— start of LISTED ENTRIES —
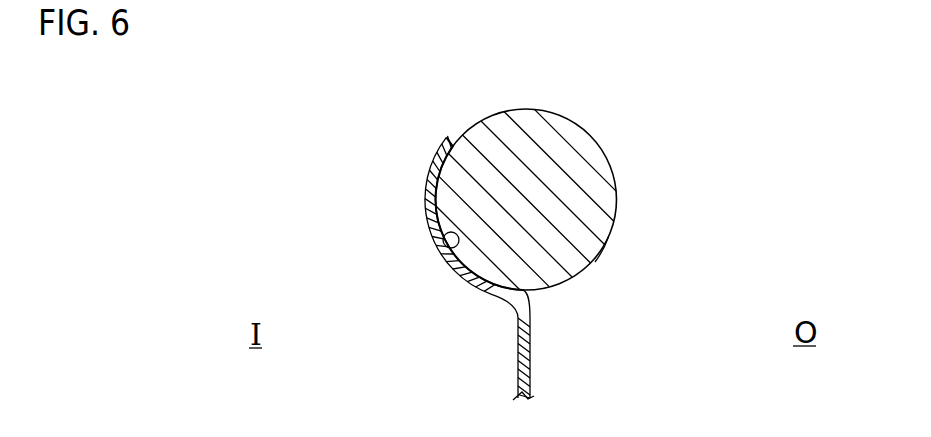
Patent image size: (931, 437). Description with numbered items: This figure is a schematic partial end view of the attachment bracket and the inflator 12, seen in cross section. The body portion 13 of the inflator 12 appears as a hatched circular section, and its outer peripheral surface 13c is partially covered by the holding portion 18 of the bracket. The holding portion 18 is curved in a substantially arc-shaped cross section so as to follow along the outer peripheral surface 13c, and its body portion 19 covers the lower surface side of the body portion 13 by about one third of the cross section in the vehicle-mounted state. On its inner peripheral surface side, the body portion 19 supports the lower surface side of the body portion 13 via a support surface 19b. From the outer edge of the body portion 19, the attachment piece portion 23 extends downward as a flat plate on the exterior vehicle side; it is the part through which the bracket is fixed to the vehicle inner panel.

The body portion 13 is at (597, 160).
The inflator 12 is at (608, 199).
The outer peripheral surface 13c is at (608, 237).
The body portion 19 is at (426, 208).
The holding portion 18 is at (388, 227).
The support surface 19b is at (447, 248).
The attachment piece portion 23 is at (532, 358).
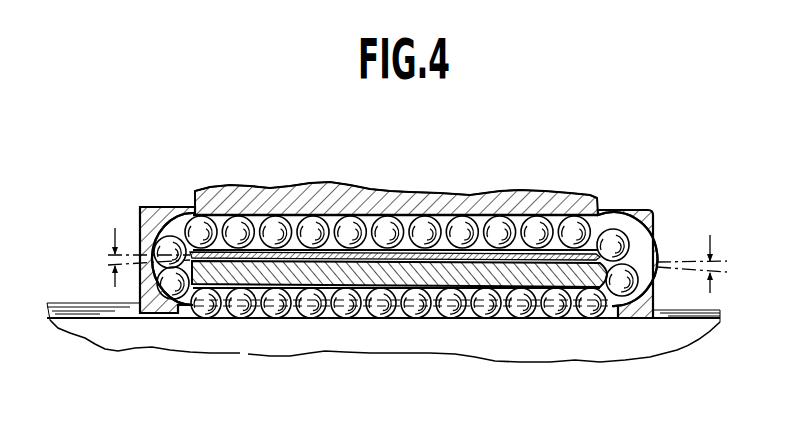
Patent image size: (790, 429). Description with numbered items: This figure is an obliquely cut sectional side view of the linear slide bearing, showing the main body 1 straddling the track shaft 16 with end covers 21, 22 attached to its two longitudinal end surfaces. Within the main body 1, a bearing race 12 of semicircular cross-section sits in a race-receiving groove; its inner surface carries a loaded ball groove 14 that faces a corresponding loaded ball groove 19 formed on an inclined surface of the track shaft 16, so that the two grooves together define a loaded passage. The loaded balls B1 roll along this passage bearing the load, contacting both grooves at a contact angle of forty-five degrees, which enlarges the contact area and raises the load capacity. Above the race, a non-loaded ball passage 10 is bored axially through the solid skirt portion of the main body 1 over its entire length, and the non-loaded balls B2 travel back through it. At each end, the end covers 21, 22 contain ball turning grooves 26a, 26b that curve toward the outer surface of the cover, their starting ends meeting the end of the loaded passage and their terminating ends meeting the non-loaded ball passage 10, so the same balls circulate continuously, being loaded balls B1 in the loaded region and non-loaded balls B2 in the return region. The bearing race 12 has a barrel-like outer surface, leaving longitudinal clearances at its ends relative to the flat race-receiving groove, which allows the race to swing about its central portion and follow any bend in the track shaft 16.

The main body 1 is at (365, 203).
The non-loaded ball passage 10 is at (288, 216).
The bearing race 12 is at (242, 245).
The loaded ball groove 14 is at (547, 321).
The track shaft 16 is at (275, 344).
The loaded ball groove 19 is at (467, 319).
The end cover 21 is at (158, 206).
The end cover 22 is at (635, 207).
The ball turning groove 26a is at (633, 250).
The ball turning groove 26b is at (157, 238).
The loaded ball B1 is at (343, 323).
The non-loaded ball B2 is at (313, 222).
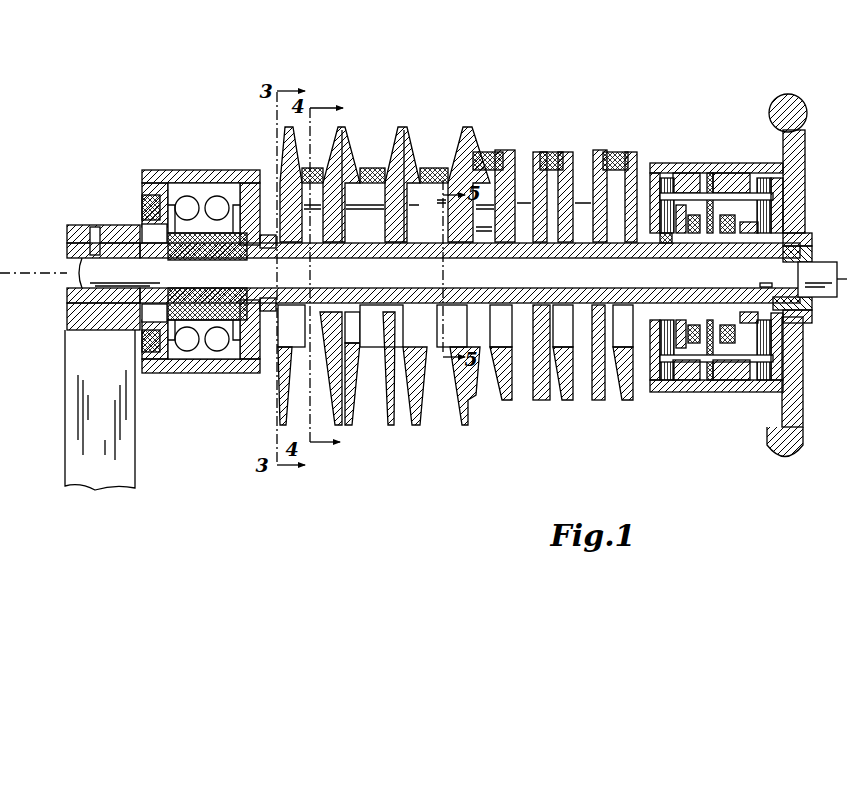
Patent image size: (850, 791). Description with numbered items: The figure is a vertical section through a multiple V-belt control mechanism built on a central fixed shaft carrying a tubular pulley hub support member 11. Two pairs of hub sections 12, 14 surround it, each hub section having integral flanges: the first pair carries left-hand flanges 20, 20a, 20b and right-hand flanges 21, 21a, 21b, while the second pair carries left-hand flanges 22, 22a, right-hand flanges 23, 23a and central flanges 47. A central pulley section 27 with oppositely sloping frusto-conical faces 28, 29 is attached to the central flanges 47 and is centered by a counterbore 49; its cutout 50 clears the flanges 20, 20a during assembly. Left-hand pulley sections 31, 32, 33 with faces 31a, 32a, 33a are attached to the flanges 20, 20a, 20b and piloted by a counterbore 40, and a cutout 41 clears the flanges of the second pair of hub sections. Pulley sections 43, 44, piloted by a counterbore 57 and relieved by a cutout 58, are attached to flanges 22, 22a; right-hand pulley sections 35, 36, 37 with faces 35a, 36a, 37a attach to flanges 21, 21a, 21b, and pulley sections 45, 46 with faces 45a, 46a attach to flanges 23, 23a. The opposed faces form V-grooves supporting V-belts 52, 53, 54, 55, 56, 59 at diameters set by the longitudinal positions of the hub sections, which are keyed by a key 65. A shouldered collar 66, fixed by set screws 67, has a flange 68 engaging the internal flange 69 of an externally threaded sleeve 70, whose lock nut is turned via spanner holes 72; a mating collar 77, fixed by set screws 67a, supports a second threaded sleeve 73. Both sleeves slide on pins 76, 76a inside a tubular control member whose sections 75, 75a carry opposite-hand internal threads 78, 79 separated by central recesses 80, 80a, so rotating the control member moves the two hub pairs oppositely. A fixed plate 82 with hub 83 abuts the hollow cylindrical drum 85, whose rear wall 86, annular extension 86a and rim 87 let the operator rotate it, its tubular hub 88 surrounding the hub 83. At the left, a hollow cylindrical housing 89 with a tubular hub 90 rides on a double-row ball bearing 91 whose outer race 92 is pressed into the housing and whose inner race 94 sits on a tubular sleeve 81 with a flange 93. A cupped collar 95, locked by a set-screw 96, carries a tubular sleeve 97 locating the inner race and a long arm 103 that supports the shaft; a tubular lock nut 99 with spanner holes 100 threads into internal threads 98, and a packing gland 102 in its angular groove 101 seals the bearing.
— end of LISTED ENTRIES —
◆ REQUIREMENTS: Locate each line in the data above that contains the word "inflator", and reproduce every such line in full.

◆ TASK OUTPUT:
Patent image size: (931, 437). Description with numbered items: This figure is a schematic partial end view of the attachment bracket and the inflator 12, seen in cross section. The body portion 13 of the inflator 12 appears as a hatched circular section, and its outer peripheral surface 13c is partially covered by the holding portion 18 of the bracket. The holding portion 18 is curved in a substantially arc-shaped cross section so as to follow along the outer peripheral surface 13c, and its body portion 19 covers the lower surface side of the body portion 13 by about one third of the cross section in the vehicle-mounted state. On its inner peripheral surface side, the body portion 19 supports the lower surface side of the body portion 13 via a support surface 19b. From the outer edge of the body portion 19, the attachment piece portion 23 extends downward as a flat plate on the exterior vehicle side; it is the part through which the bracket is fixed to the vehicle inner panel.
The inflator 12 is at (608, 199).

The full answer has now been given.